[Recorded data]
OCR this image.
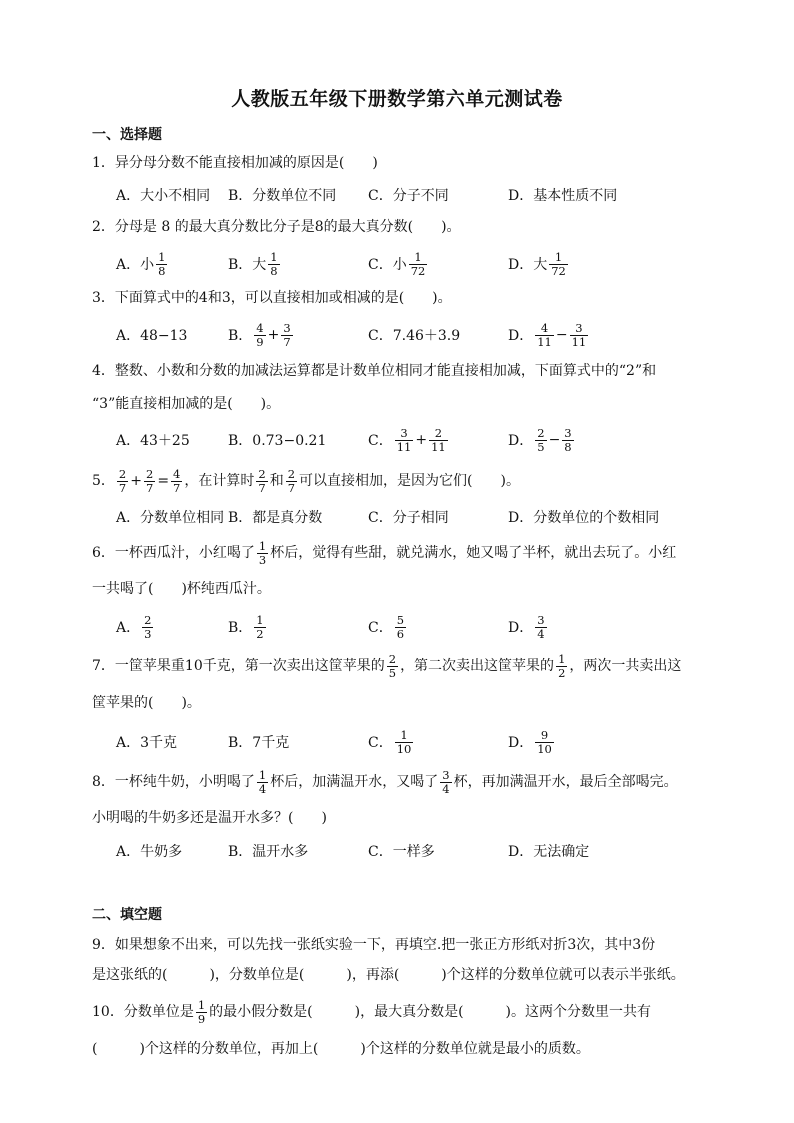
人教版五年级下册数学第六单元测试卷
一、选择题
1．异分母分数不能直接相加减的原因是(　　)
A．大小不相同 B．分数单位不同 C．分子不同	D．基本性质不同
2．分母是 8 的最大真分数比分子是8的最大真分数(　　)。
A．小 $\frac{1}{8}$	B．大 $\frac{1}{8}$	C．小 $\frac{1}{72}$	D．大 $\frac{1}{72}$
3．下面算式中的4和3，可以直接相加或相减的是(　　)。
A．48−13	B． $\frac{4}{9} + \frac{3}{7}$	C．7.46＋3.9	D． $\frac{4}{11} - \frac{3}{11}$
4．整数、小数和分数的加减法运算都是计数单位相同才能直接相加减，下面算式中的“2”和
“3”能直接相加减的是(　　)。
A．43＋25	B．0.73−0.21	C． $\frac{3}{11} + \frac{2}{11}$	D． $\frac{2}{5} - \frac{3}{8}$
5． $\frac{2}{7} + \frac{2}{7} = \frac{4}{7}$ ，在计算时 $\frac{2}{7}$ 和 $\frac{2}{7}$ 可以直接相加，是因为它们(　　)。
A．分数单位相同 B．都是真分数	C．分子相同	D．分数单位的个数相同
6．一杯西瓜汁，小红喝了 $\frac{1}{3}$ 杯后，觉得有些甜，就兑满水，她又喝了半杯，就出去玩了。小红
一共喝了(　　)杯纯西瓜汁。
A． $\frac{2}{3}$	B． $\frac{1}{2}$	C． $\frac{5}{6}$	D． $\frac{3}{4}$
7．一筐苹果重10千克，第一次卖出这筐苹果的 $\frac{2}{5}$ ，第二次卖出这筐苹果的 $\frac{1}{2}$ ，两次一共卖出这
筐苹果的(　　)。
A．3千克	B．7千克	C． $\frac{1}{10}$	D． $\frac{9}{10}$
8．一杯纯牛奶，小明喝了 $\frac{1}{4}$ 杯后，加满温开水，又喝了 $\frac{3}{4}$ 杯，再加满温开水，最后全部喝完。
小明喝的牛奶多还是温开水多？(　　)
A．牛奶多	B．温开水多	C．一样多	D．无法确定
二、填空题
9．如果想象不出来，可以先找一张纸实验一下，再填空.把一张正方形纸对折3次，其中3份
是这张纸的(　　　)，分数单位是(　　　)，再添(　　　)个这样的分数单位就可以表示半张纸。
10．分数单位是 $\frac{1}{9}$ 的最小假分数是(　　　)，最大真分数是(　　　)。这两个分数里一共有
(　　　)个这样的分数单位，再加上(　　　)个这样的分数单位就是最小的质数。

**EXERCISE DETAILS:** Using the records above, pull out each line where the word "frac" occurs.

**ANSWER TO THE PROBLEM:**
A．小 $\frac{1}{8}$	B．大 $\frac{1}{8}$	C．小 $\frac{1}{72}$	D．大 $\frac{1}{72}$
A．48−13	B． $\frac{4}{9} + \frac{3}{7}$	C．7.46＋3.9	D． $\frac{4}{11} - \frac{3}{11}$
A．43＋25	B．0.73−0.21	C． $\frac{3}{11} + \frac{2}{11}$	D． $\frac{2}{5} - \frac{3}{8}$
5． $\frac{2}{7} + \frac{2}{7} = \frac{4}{7}$ ，在计算时 $\frac{2}{7}$ 和 $\frac{2}{7}$ 可以直接相加，是因为它们(　　)。
6．一杯西瓜汁，小红喝了 $\frac{1}{3}$ 杯后，觉得有些甜，就兑满水，她又喝了半杯，就出去玩了。小红
A． $\frac{2}{3}$	B． $\frac{1}{2}$	C． $\frac{5}{6}$	D． $\frac{3}{4}$
7．一筐苹果重10千克，第一次卖出这筐苹果的 $\frac{2}{5}$ ，第二次卖出这筐苹果的 $\frac{1}{2}$ ，两次一共卖出这
A．3千克	B．7千克	C． $\frac{1}{10}$	D． $\frac{9}{10}$
8．一杯纯牛奶，小明喝了 $\frac{1}{4}$ 杯后，加满温开水，又喝了 $\frac{3}{4}$ 杯，再加满温开水，最后全部喝完。
10．分数单位是 $\frac{1}{9}$ 的最小假分数是(　　　)，最大真分数是(　　　)。这两个分数里一共有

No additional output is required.